[Dataset listings of figures]
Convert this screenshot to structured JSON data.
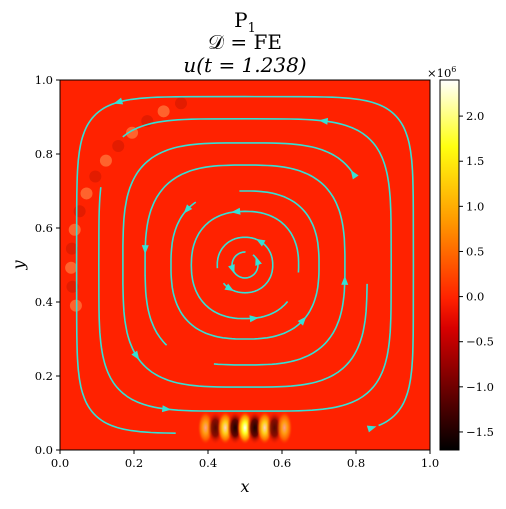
{
  "chart_data": {
    "type": "heatmap",
    "title_lines": [
      "P",
      "𝒟 = FE",
      "u(t = 1.238)"
    ],
    "title_subscript": "1",
    "xlabel": "x",
    "ylabel": "y",
    "xlim": [
      0,
      1
    ],
    "ylim": [
      0,
      1
    ],
    "x_ticks": [
      "0.0",
      "0.2",
      "0.4",
      "0.6",
      "0.8",
      "1.0"
    ],
    "y_ticks": [
      "0.0",
      "0.2",
      "0.4",
      "0.6",
      "0.8",
      "1.0"
    ],
    "colorbar": {
      "multiplier": "×10",
      "multiplier_exp": "6",
      "range": [
        -1.7,
        2.4
      ],
      "ticks": [
        -1.5,
        -1.0,
        -0.5,
        0.0,
        0.5,
        1.0,
        1.5,
        2.0
      ],
      "tick_labels": [
        "−1.5",
        "−1.0",
        "−0.5",
        "0.0",
        "0.5",
        "1.0",
        "1.5",
        "2.0"
      ],
      "colormap": "hot"
    },
    "field": {
      "background_value": 0.0,
      "hot_band": {
        "x_range": [
          0.38,
          0.62
        ],
        "y_range": [
          0.02,
          0.1
        ],
        "peak": 2.4,
        "trough": -1.5
      },
      "ripple_arc": {
        "x_range": [
          0.0,
          0.35
        ],
        "y_range": [
          0.2,
          0.6
        ],
        "amplitude": 0.35
      }
    },
    "streamlines": {
      "color": "#35e0d5",
      "center": [
        0.5,
        0.5
      ],
      "type": "circular-vortex",
      "rotation": "counterclockwise"
    }
  }
}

→ Exercise directions
Word for word, quote the full listing, omitting every picture.

→ Exercise answer
Convert this screenshot to structured JSON data.
{
  "chart_data": {
    "type": "heatmap",
    "title_lines": [
      "P",
      "𝒟 = FE",
      "u(t = 1.238)"
    ],
    "title_subscript": "1",
    "xlabel": "x",
    "ylabel": "y",
    "xlim": [
      0,
      1
    ],
    "ylim": [
      0,
      1
    ],
    "x_ticks": [
      "0.0",
      "0.2",
      "0.4",
      "0.6",
      "0.8",
      "1.0"
    ],
    "y_ticks": [
      "0.0",
      "0.2",
      "0.4",
      "0.6",
      "0.8",
      "1.0"
    ],
    "colorbar": {
      "multiplier": "×10",
      "multiplier_exp": "6",
      "range": [
        -1.7,
        2.4
      ],
      "ticks": [
        -1.5,
        -1.0,
        -0.5,
        0.0,
        0.5,
        1.0,
        1.5,
        2.0
      ],
      "tick_labels": [
        "−1.5",
        "−1.0",
        "−0.5",
        "0.0",
        "0.5",
        "1.0",
        "1.5",
        "2.0"
      ],
      "colormap": "hot"
    },
    "field": {
      "background_value": 0.0,
      "hot_band": {
        "x_range": [
          0.38,
          0.62
        ],
        "y_range": [
          0.02,
          0.1
        ],
        "peak": 2.4,
        "trough": -1.5
      },
      "ripple_arc": {
        "x_range": [
          0.0,
          0.35
        ],
        "y_range": [
          0.2,
          0.6
        ],
        "amplitude": 0.35
      }
    },
    "streamlines": {
      "color": "#35e0d5",
      "center": [
        0.5,
        0.5
      ],
      "type": "circular-vortex",
      "rotation": "counterclockwise"
    }
  }
}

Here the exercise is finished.